— begin —

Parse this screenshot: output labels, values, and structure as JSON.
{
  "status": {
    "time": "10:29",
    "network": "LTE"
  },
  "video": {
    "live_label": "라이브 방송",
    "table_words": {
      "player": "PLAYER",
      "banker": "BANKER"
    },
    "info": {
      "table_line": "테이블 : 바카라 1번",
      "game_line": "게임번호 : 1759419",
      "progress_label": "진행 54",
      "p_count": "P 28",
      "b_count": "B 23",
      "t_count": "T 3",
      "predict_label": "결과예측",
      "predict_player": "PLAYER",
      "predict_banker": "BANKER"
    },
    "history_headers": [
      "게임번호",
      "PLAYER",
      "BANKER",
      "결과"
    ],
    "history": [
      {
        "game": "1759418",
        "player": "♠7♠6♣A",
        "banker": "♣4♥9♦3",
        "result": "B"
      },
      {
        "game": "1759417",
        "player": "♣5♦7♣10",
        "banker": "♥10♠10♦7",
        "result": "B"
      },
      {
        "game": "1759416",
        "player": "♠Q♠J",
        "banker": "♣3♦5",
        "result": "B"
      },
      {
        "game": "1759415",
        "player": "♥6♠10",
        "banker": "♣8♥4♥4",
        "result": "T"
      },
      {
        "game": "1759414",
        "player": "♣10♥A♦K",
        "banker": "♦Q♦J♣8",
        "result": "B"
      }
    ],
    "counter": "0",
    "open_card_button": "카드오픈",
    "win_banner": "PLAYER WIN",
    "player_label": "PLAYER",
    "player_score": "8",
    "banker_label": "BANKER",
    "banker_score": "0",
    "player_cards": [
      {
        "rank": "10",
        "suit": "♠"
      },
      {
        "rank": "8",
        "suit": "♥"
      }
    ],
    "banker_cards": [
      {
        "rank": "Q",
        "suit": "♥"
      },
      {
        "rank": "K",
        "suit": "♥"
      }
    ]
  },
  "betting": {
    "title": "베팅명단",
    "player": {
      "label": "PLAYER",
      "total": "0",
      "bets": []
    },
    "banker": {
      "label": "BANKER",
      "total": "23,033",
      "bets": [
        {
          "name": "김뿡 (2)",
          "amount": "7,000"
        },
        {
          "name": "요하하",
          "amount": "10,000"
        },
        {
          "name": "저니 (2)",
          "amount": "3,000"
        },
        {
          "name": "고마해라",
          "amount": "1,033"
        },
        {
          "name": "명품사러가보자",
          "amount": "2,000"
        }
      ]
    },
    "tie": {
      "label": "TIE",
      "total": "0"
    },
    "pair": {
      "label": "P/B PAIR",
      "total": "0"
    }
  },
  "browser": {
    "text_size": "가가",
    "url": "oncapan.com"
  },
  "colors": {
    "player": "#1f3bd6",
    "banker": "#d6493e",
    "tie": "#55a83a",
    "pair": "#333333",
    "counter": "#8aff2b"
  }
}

— end —

Extract every entry in the listing word for word.

Parse this screenshot: output labels, values, and structure as JSON.
{
  "status": {
    "time": "10:29",
    "network": "LTE"
  },
  "video": {
    "live_label": "라이브 방송",
    "table_words": {
      "player": "PLAYER",
      "banker": "BANKER"
    },
    "info": {
      "table_line": "테이블 : 바카라 1번",
      "game_line": "게임번호 : 1759419",
      "progress_label": "진행 54",
      "p_count": "P 28",
      "b_count": "B 23",
      "t_count": "T 3",
      "predict_label": "결과예측",
      "predict_player": "PLAYER",
      "predict_banker": "BANKER"
    },
    "history_headers": [
      "게임번호",
      "PLAYER",
      "BANKER",
      "결과"
    ],
    "history": [
      {
        "game": "1759418",
        "player": "♠7♠6♣A",
        "banker": "♣4♥9♦3",
        "result": "B"
      },
      {
        "game": "1759417",
        "player": "♣5♦7♣10",
        "banker": "♥10♠10♦7",
        "result": "B"
      },
      {
        "game": "1759416",
        "player": "♠Q♠J",
        "banker": "♣3♦5",
        "result": "B"
      },
      {
        "game": "1759415",
        "player": "♥6♠10",
        "banker": "♣8♥4♥4",
        "result": "T"
      },
      {
        "game": "1759414",
        "player": "♣10♥A♦K",
        "banker": "♦Q♦J♣8",
        "result": "B"
      }
    ],
    "counter": "0",
    "open_card_button": "카드오픈",
    "win_banner": "PLAYER WIN",
    "player_label": "PLAYER",
    "player_score": "8",
    "banker_label": "BANKER",
    "banker_score": "0",
    "player_cards": [
      {
        "rank": "10",
        "suit": "♠"
      },
      {
        "rank": "8",
        "suit": "♥"
      }
    ],
    "banker_cards": [
      {
        "rank": "Q",
        "suit": "♥"
      },
      {
        "rank": "K",
        "suit": "♥"
      }
    ]
  },
  "betting": {
    "title": "베팅명단",
    "player": {
      "label": "PLAYER",
      "total": "0",
      "bets": []
    },
    "banker": {
      "label": "BANKER",
      "total": "23,033",
      "bets": [
        {
          "name": "김뿡 (2)",
          "amount": "7,000"
        },
        {
          "name": "요하하",
          "amount": "10,000"
        },
        {
          "name": "저니 (2)",
          "amount": "3,000"
        },
        {
          "name": "고마해라",
          "amount": "1,033"
        },
        {
          "name": "명품사러가보자",
          "amount": "2,000"
        }
      ]
    },
    "tie": {
      "label": "TIE",
      "total": "0"
    },
    "pair": {
      "label": "P/B PAIR",
      "total": "0"
    }
  },
  "browser": {
    "text_size": "가가",
    "url": "oncapan.com"
  },
  "colors": {
    "player": "#1f3bd6",
    "banker": "#d6493e",
    "tie": "#55a83a",
    "pair": "#333333",
    "counter": "#8aff2b"
  }
}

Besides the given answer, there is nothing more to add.